__EXERCISE REQUIREMENTS__. Repeat the material in full. Keep every line exactly as it is.
============================================================
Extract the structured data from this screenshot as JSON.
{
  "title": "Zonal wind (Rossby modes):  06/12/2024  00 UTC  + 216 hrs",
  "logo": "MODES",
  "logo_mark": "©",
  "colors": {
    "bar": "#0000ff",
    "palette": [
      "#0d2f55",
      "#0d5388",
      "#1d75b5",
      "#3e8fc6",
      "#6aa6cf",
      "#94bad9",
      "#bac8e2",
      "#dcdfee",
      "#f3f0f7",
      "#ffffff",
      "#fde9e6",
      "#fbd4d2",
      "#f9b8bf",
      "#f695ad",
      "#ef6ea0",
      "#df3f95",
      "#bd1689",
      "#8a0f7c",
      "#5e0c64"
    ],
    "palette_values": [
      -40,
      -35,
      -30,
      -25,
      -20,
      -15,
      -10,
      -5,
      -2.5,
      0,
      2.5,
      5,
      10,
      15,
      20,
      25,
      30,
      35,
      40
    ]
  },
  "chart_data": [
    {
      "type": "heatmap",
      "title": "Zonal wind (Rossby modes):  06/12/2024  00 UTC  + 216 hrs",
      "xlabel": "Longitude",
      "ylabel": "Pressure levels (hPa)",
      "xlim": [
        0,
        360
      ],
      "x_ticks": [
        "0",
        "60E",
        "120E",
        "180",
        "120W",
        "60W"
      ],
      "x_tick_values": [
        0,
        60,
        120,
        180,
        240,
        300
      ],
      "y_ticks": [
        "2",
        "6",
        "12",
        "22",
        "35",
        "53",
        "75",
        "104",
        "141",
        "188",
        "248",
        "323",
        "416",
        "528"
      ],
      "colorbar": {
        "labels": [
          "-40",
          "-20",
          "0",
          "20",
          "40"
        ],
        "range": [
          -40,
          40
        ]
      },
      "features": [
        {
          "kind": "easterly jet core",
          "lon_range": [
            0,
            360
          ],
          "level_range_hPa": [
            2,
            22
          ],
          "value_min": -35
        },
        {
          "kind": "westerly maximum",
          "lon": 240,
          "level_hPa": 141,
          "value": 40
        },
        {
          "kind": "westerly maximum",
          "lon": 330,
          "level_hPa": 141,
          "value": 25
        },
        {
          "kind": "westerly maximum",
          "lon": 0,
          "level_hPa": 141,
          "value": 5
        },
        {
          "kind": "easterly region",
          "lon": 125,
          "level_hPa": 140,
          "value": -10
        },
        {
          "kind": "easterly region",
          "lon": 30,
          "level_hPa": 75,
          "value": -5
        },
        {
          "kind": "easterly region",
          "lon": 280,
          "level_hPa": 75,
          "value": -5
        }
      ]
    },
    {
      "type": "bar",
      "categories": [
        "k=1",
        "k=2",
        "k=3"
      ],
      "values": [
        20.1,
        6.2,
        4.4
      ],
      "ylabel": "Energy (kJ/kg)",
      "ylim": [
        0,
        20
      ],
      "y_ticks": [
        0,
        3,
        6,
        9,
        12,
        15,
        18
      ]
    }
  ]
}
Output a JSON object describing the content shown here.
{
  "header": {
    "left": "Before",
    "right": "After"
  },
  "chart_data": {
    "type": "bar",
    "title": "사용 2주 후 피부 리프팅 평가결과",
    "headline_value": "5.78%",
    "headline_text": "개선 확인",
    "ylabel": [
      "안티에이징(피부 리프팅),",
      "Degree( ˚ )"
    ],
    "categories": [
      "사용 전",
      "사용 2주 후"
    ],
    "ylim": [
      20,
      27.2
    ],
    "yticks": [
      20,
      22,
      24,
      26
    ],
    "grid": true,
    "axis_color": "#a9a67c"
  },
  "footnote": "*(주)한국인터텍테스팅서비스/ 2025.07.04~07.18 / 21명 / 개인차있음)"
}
============================================================
__ANSWER BELOW__.
Extract the structured data from this screenshot as JSON.
{
  "title": "Zonal wind (Rossby modes):  06/12/2024  00 UTC  + 216 hrs",
  "logo": "MODES",
  "logo_mark": "©",
  "colors": {
    "bar": "#0000ff",
    "palette": [
      "#0d2f55",
      "#0d5388",
      "#1d75b5",
      "#3e8fc6",
      "#6aa6cf",
      "#94bad9",
      "#bac8e2",
      "#dcdfee",
      "#f3f0f7",
      "#ffffff",
      "#fde9e6",
      "#fbd4d2",
      "#f9b8bf",
      "#f695ad",
      "#ef6ea0",
      "#df3f95",
      "#bd1689",
      "#8a0f7c",
      "#5e0c64"
    ],
    "palette_values": [
      -40,
      -35,
      -30,
      -25,
      -20,
      -15,
      -10,
      -5,
      -2.5,
      0,
      2.5,
      5,
      10,
      15,
      20,
      25,
      30,
      35,
      40
    ]
  },
  "chart_data": [
    {
      "type": "heatmap",
      "title": "Zonal wind (Rossby modes):  06/12/2024  00 UTC  + 216 hrs",
      "xlabel": "Longitude",
      "ylabel": "Pressure levels (hPa)",
      "xlim": [
        0,
        360
      ],
      "x_ticks": [
        "0",
        "60E",
        "120E",
        "180",
        "120W",
        "60W"
      ],
      "x_tick_values": [
        0,
        60,
        120,
        180,
        240,
        300
      ],
      "y_ticks": [
        "2",
        "6",
        "12",
        "22",
        "35",
        "53",
        "75",
        "104",
        "141",
        "188",
        "248",
        "323",
        "416",
        "528"
      ],
      "colorbar": {
        "labels": [
          "-40",
          "-20",
          "0",
          "20",
          "40"
        ],
        "range": [
          -40,
          40
        ]
      },
      "features": [
        {
          "kind": "easterly jet core",
          "lon_range": [
            0,
            360
          ],
          "level_range_hPa": [
            2,
            22
          ],
          "value_min": -35
        },
        {
          "kind": "westerly maximum",
          "lon": 240,
          "level_hPa": 141,
          "value": 40
        },
        {
          "kind": "westerly maximum",
          "lon": 330,
          "level_hPa": 141,
          "value": 25
        },
        {
          "kind": "westerly maximum",
          "lon": 0,
          "level_hPa": 141,
          "value": 5
        },
        {
          "kind": "easterly region",
          "lon": 125,
          "level_hPa": 140,
          "value": -10
        },
        {
          "kind": "easterly region",
          "lon": 30,
          "level_hPa": 75,
          "value": -5
        },
        {
          "kind": "easterly region",
          "lon": 280,
          "level_hPa": 75,
          "value": -5
        }
      ]
    },
    {
      "type": "bar",
      "categories": [
        "k=1",
        "k=2",
        "k=3"
      ],
      "values": [
        20.1,
        6.2,
        4.4
      ],
      "ylabel": "Energy (kJ/kg)",
      "ylim": [
        0,
        20
      ],
      "y_ticks": [
        0,
        3,
        6,
        9,
        12,
        15,
        18
      ]
    }
  ]
}
Output a JSON object describing the content shown here.
{
  "header": {
    "left": "Before",
    "right": "After"
  },
  "chart_data": {
    "type": "bar",
    "title": "사용 2주 후 피부 리프팅 평가결과",
    "headline_value": "5.78%",
    "headline_text": "개선 확인",
    "ylabel": [
      "안티에이징(피부 리프팅),",
      "Degree( ˚ )"
    ],
    "categories": [
      "사용 전",
      "사용 2주 후"
    ],
    "ylim": [
      20,
      27.2
    ],
    "yticks": [
      20,
      22,
      24,
      26
    ],
    "grid": true,
    "axis_color": "#a9a67c"
  },
  "footnote": "*(주)한국인터텍테스팅서비스/ 2025.07.04~07.18 / 21명 / 개인차있음)"
}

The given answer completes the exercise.